▶ WHAT NEEDS TO BE DONE
Repeat the lines of the material word for word, starting at the line that contains "time-range-row: 期間 1" and ending at the line that contains "time-range-select[interactable]: 1 時間以内", with both of those lines included.

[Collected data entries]

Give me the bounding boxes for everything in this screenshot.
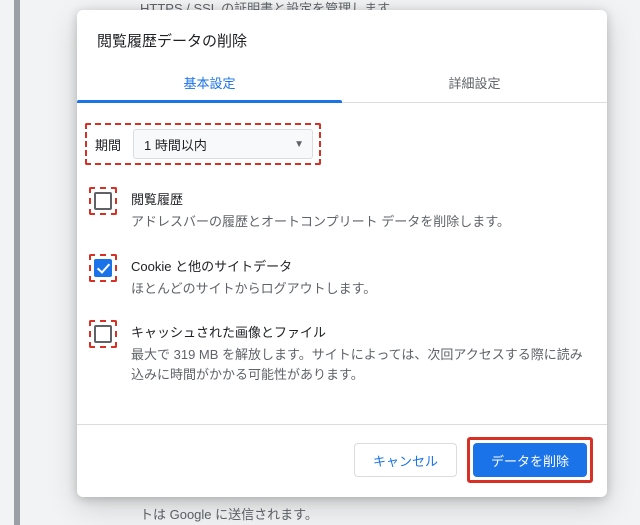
time-range-row: 期間 1 時間以内 ▼ xyxy=(85,123,321,165)
bg-text-bottom: トは Google に送信されます。 xyxy=(140,504,318,523)
dialog-body: 期間 1 時間以内 ▼ 閲覧履歴 アドレスバーの履歴とオートコンプリート データ… xyxy=(77,103,607,424)
option-desc-cache: 最大で 319 MB を解放します。サイトによっては、次回アクセスする際に読み込… xyxy=(131,345,587,384)
option-browsing-history: 閲覧履歴 アドレスバーの履歴とオートコンプリート データを削除します。 xyxy=(89,187,587,232)
chevron-down-icon: ▼ xyxy=(294,139,304,150)
options-list: 閲覧履歴 アドレスバーの履歴とオートコンプリート データを削除します。 Cook… xyxy=(85,187,587,384)
dialog-footer: キャンセル データを削除 xyxy=(77,424,607,497)
option-text-cache: キャッシュされた画像とファイル 最大で 319 MB を解放します。サイトによっ… xyxy=(131,320,587,384)
checkbox-wrap-cookies xyxy=(89,254,117,282)
option-desc-history: アドレスバーの履歴とオートコンプリート データを削除します。 xyxy=(131,212,587,232)
clear-button-highlight: データを削除 xyxy=(467,437,593,483)
bg-stripe xyxy=(14,0,20,525)
cancel-button[interactable]: キャンセル xyxy=(354,443,457,477)
option-cache: キャッシュされた画像とファイル 最大で 319 MB を解放します。サイトによっ… xyxy=(89,320,587,384)
checkbox-wrap-history xyxy=(89,187,117,215)
clear-browsing-data-dialog: 閲覧履歴データの削除 基本設定 詳細設定 期間 1 時間以内 ▼ 閲覧履歴 xyxy=(77,10,607,497)
tab-basic[interactable]: 基本設定 xyxy=(77,61,342,102)
checkbox-browsing-history[interactable] xyxy=(94,192,112,210)
option-desc-cookies: ほとんどのサイトからログアウトします。 xyxy=(131,279,587,299)
option-title-cookies: Cookie と他のサイトデータ xyxy=(131,256,587,275)
time-range-value: 1 時間以内 xyxy=(144,135,207,154)
tab-row: 基本設定 詳細設定 xyxy=(77,61,607,103)
cancel-button-label: キャンセル xyxy=(373,451,438,470)
checkbox-cache[interactable] xyxy=(94,325,112,343)
option-title-cache: キャッシュされた画像とファイル xyxy=(131,322,587,341)
clear-data-button[interactable]: データを削除 xyxy=(473,443,587,477)
tab-basic-label: 基本設定 xyxy=(183,76,235,91)
checkbox-cookies[interactable] xyxy=(94,259,112,277)
time-range-label: 期間 xyxy=(95,135,121,154)
option-title-history: 閲覧履歴 xyxy=(131,189,587,208)
option-cookies: Cookie と他のサイトデータ ほとんどのサイトからログアウトします。 xyxy=(89,254,587,299)
clear-data-button-label: データを削除 xyxy=(491,451,569,470)
dialog-title: 閲覧履歴データの削除 xyxy=(77,10,607,61)
option-text-cookies: Cookie と他のサイトデータ ほとんどのサイトからログアウトします。 xyxy=(131,254,587,299)
time-range-select[interactable]: 1 時間以内 ▼ xyxy=(133,129,313,159)
tab-advanced[interactable]: 詳細設定 xyxy=(342,61,607,102)
checkbox-wrap-cache xyxy=(89,320,117,348)
option-text-history: 閲覧履歴 アドレスバーの履歴とオートコンプリート データを削除します。 xyxy=(131,187,587,232)
tab-advanced-label: 詳細設定 xyxy=(448,76,500,91)
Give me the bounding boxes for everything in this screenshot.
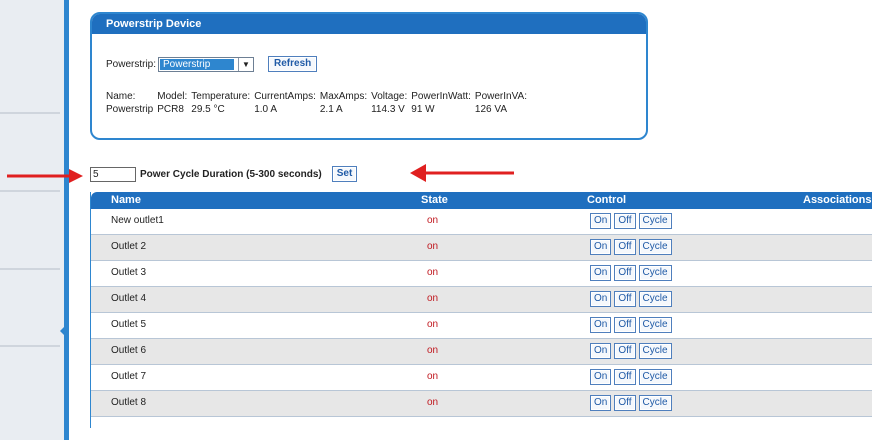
info-power-va: PowerInVA: 126 VA <box>474 91 527 115</box>
outlet-name: Outlet 8 <box>111 397 147 408</box>
duration-label: Power Cycle Duration (5-300 seconds) <box>140 168 322 180</box>
powerstrip-device-panel: Powerstrip Device Powerstrip: Powerstrip… <box>90 12 648 140</box>
header-name: Name <box>111 194 141 206</box>
powerstrip-selected-value: Powerstrip <box>160 58 235 70</box>
set-button[interactable]: Set <box>331 166 358 182</box>
outlet-name: Outlet 3 <box>111 267 147 278</box>
outlet-cycle-button[interactable]: Cycle <box>638 239 672 255</box>
outlet-controls: On Off Cycle <box>590 317 672 333</box>
outlet-off-button[interactable]: Off <box>614 369 636 385</box>
outlet-on-button[interactable]: On <box>590 239 612 255</box>
table-header: Name State Control Associations <box>91 192 872 209</box>
info-current-amps: CurrentAmps: 1.0 A <box>254 91 316 115</box>
outlet-on-button[interactable]: On <box>590 265 612 281</box>
outlet-name: Outlet 2 <box>111 241 147 252</box>
outlet-cycle-button[interactable]: Cycle <box>638 265 672 281</box>
outlet-controls: On Off Cycle <box>590 291 672 307</box>
header-control: Control <box>587 194 627 206</box>
outlet-state: on <box>427 397 439 408</box>
nav-tab-divider <box>0 345 60 347</box>
outlet-state: on <box>427 241 439 252</box>
table-row: New outlet1 on On Off Cycle <box>91 209 872 235</box>
info-max-amps: MaxAmps: 2.1 A <box>319 91 368 115</box>
outlet-name: Outlet 6 <box>111 345 147 356</box>
powerstrip-select-row: Powerstrip: Powerstrip ▼ Refresh <box>106 56 318 72</box>
nav-tab-divider <box>0 268 60 270</box>
outlet-on-button[interactable]: On <box>590 291 612 307</box>
outlet-controls: On Off Cycle <box>590 395 672 411</box>
outlet-controls: On Off Cycle <box>590 369 672 385</box>
left-nav-panel <box>0 0 65 440</box>
outlet-on-button[interactable]: On <box>590 395 612 411</box>
info-name: Name: Powerstrip <box>106 91 154 115</box>
outlet-on-button[interactable]: On <box>590 343 612 359</box>
outlet-on-button[interactable]: On <box>590 213 612 229</box>
header-state: State <box>421 194 448 206</box>
annotation-arrow-left-icon <box>410 164 514 182</box>
outlet-controls: On Off Cycle <box>590 265 672 281</box>
annotation-arrow-right-icon <box>7 169 83 183</box>
nav-tab-divider <box>0 190 60 192</box>
table-row: Outlet 6 on On Off Cycle <box>91 339 872 365</box>
outlet-state: on <box>427 215 439 226</box>
outlet-off-button[interactable]: Off <box>614 291 636 307</box>
info-model: Model: PCR8 <box>157 91 188 115</box>
outlet-state: on <box>427 267 439 278</box>
powerstrip-select[interactable]: Powerstrip ▼ <box>158 56 255 72</box>
outlet-off-button[interactable]: Off <box>614 395 636 411</box>
power-cycle-duration-row: 5 Power Cycle Duration (5-300 seconds) S… <box>90 166 358 182</box>
outlet-name: Outlet 5 <box>111 319 147 330</box>
powerstrip-label: Powerstrip: <box>106 58 157 70</box>
table-row: Outlet 5 on On Off Cycle <box>91 313 872 339</box>
outlet-cycle-button[interactable]: Cycle <box>638 343 672 359</box>
outlet-name: New outlet1 <box>111 215 164 226</box>
nav-tab-divider <box>0 112 60 114</box>
outlet-controls: On Off Cycle <box>590 239 672 255</box>
collapse-handle-icon[interactable] <box>60 326 65 336</box>
table-row: Outlet 4 on On Off Cycle <box>91 287 872 313</box>
header-associations: Associations <box>803 194 872 206</box>
outlet-off-button[interactable]: Off <box>614 239 636 255</box>
outlet-off-button[interactable]: Off <box>614 343 636 359</box>
outlet-off-button[interactable]: Off <box>614 317 636 333</box>
panel-title: Powerstrip Device <box>92 14 646 34</box>
outlet-cycle-button[interactable]: Cycle <box>638 317 672 333</box>
outlet-cycle-button[interactable]: Cycle <box>638 395 672 411</box>
info-power-watt: PowerInWatt: 91 W <box>411 91 471 115</box>
table-row: Outlet 2 on On Off Cycle <box>91 235 872 261</box>
outlet-cycle-button[interactable]: Cycle <box>638 213 672 229</box>
chevron-down-icon[interactable]: ▼ <box>238 57 253 71</box>
outlet-name: Outlet 7 <box>111 371 147 382</box>
info-voltage: Voltage: 114.3 V <box>371 91 408 115</box>
nav-border <box>64 0 69 440</box>
outlet-off-button[interactable]: Off <box>614 265 636 281</box>
outlet-state: on <box>427 293 439 304</box>
outlet-state: on <box>427 371 439 382</box>
outlet-name: Outlet 4 <box>111 293 147 304</box>
info-temperature: Temperature: 29.5 °C <box>191 91 251 115</box>
refresh-button[interactable]: Refresh <box>268 56 318 72</box>
device-info: Name: Powerstrip Model: PCR8 Temperature: 2… <box>106 90 527 116</box>
outlet-state: on <box>427 345 439 356</box>
duration-input[interactable]: 5 <box>90 166 136 182</box>
outlet-on-button[interactable]: On <box>590 317 612 333</box>
table-row: Outlet 3 on On Off Cycle <box>91 261 872 287</box>
table-row: Outlet 8 on On Off Cycle <box>91 391 872 417</box>
outlet-controls: On Off Cycle <box>590 213 672 229</box>
outlet-cycle-button[interactable]: Cycle <box>638 291 672 307</box>
outlet-state: on <box>427 319 439 330</box>
outlet-controls: On Off Cycle <box>590 343 672 359</box>
outlet-on-button[interactable]: On <box>590 369 612 385</box>
outlet-cycle-button[interactable]: Cycle <box>638 369 672 385</box>
outlet-off-button[interactable]: Off <box>614 213 636 229</box>
table-row: Outlet 7 on On Off Cycle <box>91 365 872 391</box>
outlet-table: Name State Control Associations New outl… <box>90 192 872 428</box>
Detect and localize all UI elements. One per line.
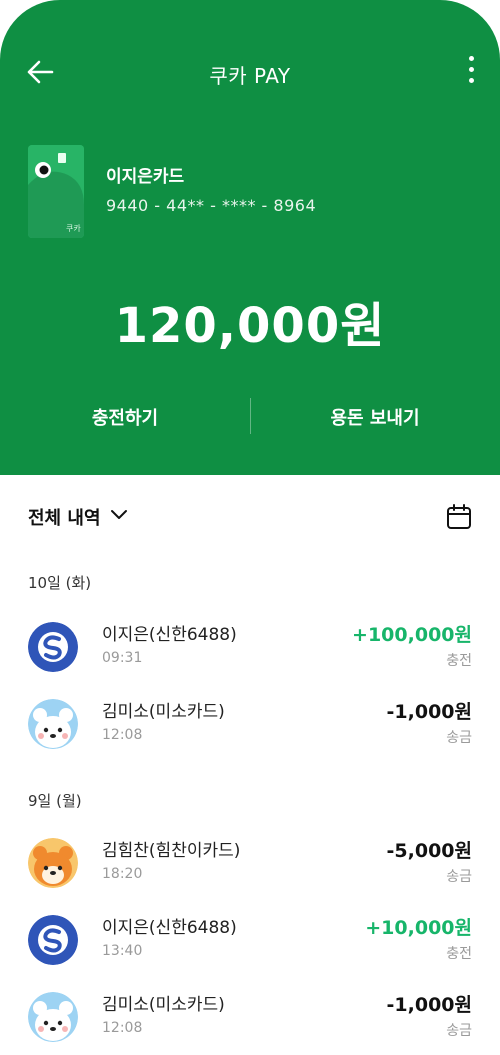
transaction-time: 18:20 bbox=[102, 866, 143, 882]
transaction-time: 13:40 bbox=[102, 943, 143, 959]
transaction-type: 송금 bbox=[446, 869, 472, 885]
balance-amount: 120,000원 bbox=[114, 298, 386, 354]
shinhan-logo-icon bbox=[28, 915, 78, 965]
transaction-type: 충전 bbox=[446, 653, 472, 669]
transaction-amount: -5,000원 bbox=[386, 840, 472, 862]
transaction-row[interactable]: 김힘찬(힘찬이카드) 18:20 -5,000원 송금 bbox=[28, 836, 472, 890]
card-name: 이지은카드 bbox=[106, 167, 185, 187]
transaction-name: 이지은(신한6488) bbox=[102, 918, 237, 938]
transaction-type: 송금 bbox=[446, 1023, 472, 1039]
action-bar: 충전하기 용돈 보내기 bbox=[0, 398, 500, 434]
transaction-amount: +100,000원 bbox=[352, 624, 472, 646]
orange-bear-avatar-icon bbox=[28, 838, 78, 888]
history-header: 전체 내역 bbox=[28, 504, 472, 534]
transaction-name: 김미소(미소카드) bbox=[102, 995, 225, 1015]
transaction-row[interactable]: 김미소(미소카드) 12:08 -1,000원 송금 bbox=[28, 990, 472, 1044]
transaction-name: 김힘찬(힘찬이카드) bbox=[102, 841, 241, 861]
pay-screen: 쿠카 PAY 쿠카 이지은카드 9440 - 44** - **** - 896… bbox=[0, 0, 500, 1055]
transaction-amount: +10,000원 bbox=[365, 917, 472, 939]
transaction-row[interactable]: 이지은(신한6488) 09:31 +100,000원 충전 bbox=[28, 620, 472, 674]
transaction-amount: -1,000원 bbox=[386, 701, 472, 723]
date-group-label: 10일 (화) bbox=[28, 574, 92, 592]
transaction-name: 김미소(미소카드) bbox=[102, 702, 225, 722]
date-group-label: 9일 (월) bbox=[28, 792, 82, 810]
shinhan-logo-icon bbox=[28, 622, 78, 672]
transaction-type: 송금 bbox=[446, 730, 472, 746]
card-number: 9440 - 44** - **** - 8964 bbox=[106, 196, 317, 215]
transaction-time: 12:08 bbox=[102, 727, 143, 743]
charge-button[interactable]: 충전하기 bbox=[0, 404, 250, 430]
calendar-icon[interactable] bbox=[446, 504, 472, 530]
more-menu-icon[interactable] bbox=[466, 56, 476, 90]
transaction-amount: -1,000원 bbox=[386, 994, 472, 1016]
white-bear-avatar-icon bbox=[28, 699, 78, 749]
header-section: 쿠카 PAY 쿠카 이지은카드 9440 - 44** - **** - 896… bbox=[0, 0, 500, 475]
white-bear-avatar-icon bbox=[28, 992, 78, 1042]
send-allowance-button[interactable]: 용돈 보내기 bbox=[250, 404, 500, 430]
transaction-row[interactable]: 김미소(미소카드) 12:08 -1,000원 송금 bbox=[28, 697, 472, 751]
page-title: 쿠카 PAY bbox=[209, 64, 291, 88]
transaction-time: 09:31 bbox=[102, 650, 143, 666]
transaction-type: 충전 bbox=[446, 946, 472, 962]
transaction-time: 12:08 bbox=[102, 1020, 143, 1036]
svg-text:쿠카: 쿠카 bbox=[66, 224, 81, 233]
history-filter-dropdown[interactable]: 전체 내역 bbox=[28, 504, 101, 530]
filter-label: 전체 내역 bbox=[28, 508, 101, 529]
transaction-name: 이지은(신한6488) bbox=[102, 625, 237, 645]
transaction-row[interactable]: 이지은(신한6488) 13:40 +10,000원 충전 bbox=[28, 913, 472, 967]
chevron-down-icon[interactable] bbox=[110, 506, 128, 524]
card-image: 쿠카 bbox=[28, 145, 84, 238]
app-bar: 쿠카 PAY bbox=[0, 50, 500, 96]
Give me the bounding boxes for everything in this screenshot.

▶ EXPECTED ANSWER
time-range-row: 期間 1 時間以内 ▼ xyxy=(85,123,321,165)
bg-text-bottom: トは Google に送信されます。 xyxy=(140,504,318,523)
dialog-body: 期間 1 時間以内 ▼ 閲覧履歴 アドレスバーの履歴とオートコンプリート データ… xyxy=(77,103,607,424)
option-desc-cache: 最大で 319 MB を解放します。サイトによっては、次回アクセスする際に読み込… xyxy=(131,345,587,384)
option-browsing-history: 閲覧履歴 アドレスバーの履歴とオートコンプリート データを削除します。 xyxy=(89,187,587,232)
chevron-down-icon: ▼ xyxy=(294,139,304,150)
options-list: 閲覧履歴 アドレスバーの履歴とオートコンプリート データを削除します。 Cook… xyxy=(85,187,587,384)
dialog-footer: キャンセル データを削除 xyxy=(77,424,607,497)
option-text-cache: キャッシュされた画像とファイル 最大で 319 MB を解放します。サイトによっ… xyxy=(131,320,587,384)
checkbox-wrap-cookies xyxy=(89,254,117,282)
option-desc-history: アドレスバーの履歴とオートコンプリート データを削除します。 xyxy=(131,212,587,232)
clear-button-highlight: データを削除 xyxy=(467,437,593,483)
bg-stripe xyxy=(14,0,20,525)
cancel-button[interactable]: キャンセル xyxy=(354,443,457,477)
option-cache: キャッシュされた画像とファイル 最大で 319 MB を解放します。サイトによっ… xyxy=(89,320,587,384)
checkbox-wrap-history xyxy=(89,187,117,215)
clear-browsing-data-dialog: 閲覧履歴データの削除 基本設定 詳細設定 期間 1 時間以内 ▼ 閲覧履歴 xyxy=(77,10,607,497)
tab-basic[interactable]: 基本設定 xyxy=(77,61,342,102)
checkbox-browsing-history[interactable] xyxy=(94,192,112,210)
option-desc-cookies: ほとんどのサイトからログアウトします。 xyxy=(131,279,587,299)
option-title-cookies: Cookie と他のサイトデータ xyxy=(131,256,587,275)
time-range-value: 1 時間以内 xyxy=(144,135,207,154)
tab-row: 基本設定 詳細設定 xyxy=(77,61,607,103)
cancel-button-label: キャンセル xyxy=(373,451,438,470)
checkbox-cache[interactable] xyxy=(94,325,112,343)
option-title-cache: キャッシュされた画像とファイル xyxy=(131,322,587,341)
clear-data-button[interactable]: データを削除 xyxy=(473,443,587,477)
tab-basic-label: 基本設定 xyxy=(183,76,235,91)
checkbox-cookies[interactable] xyxy=(94,259,112,277)
time-range-label: 期間 xyxy=(95,135,121,154)
option-title-history: 閲覧履歴 xyxy=(131,189,587,208)
option-cookies: Cookie と他のサイトデータ ほとんどのサイトからログアウトします。 xyxy=(89,254,587,299)
clear-data-button-label: データを削除 xyxy=(491,451,569,470)
dialog-title: 閲覧履歴データの削除 xyxy=(77,10,607,61)
option-text-cookies: Cookie と他のサイトデータ ほとんどのサイトからログアウトします。 xyxy=(131,254,587,299)
time-range-select[interactable]: 1 時間以内 ▼ xyxy=(133,129,313,159)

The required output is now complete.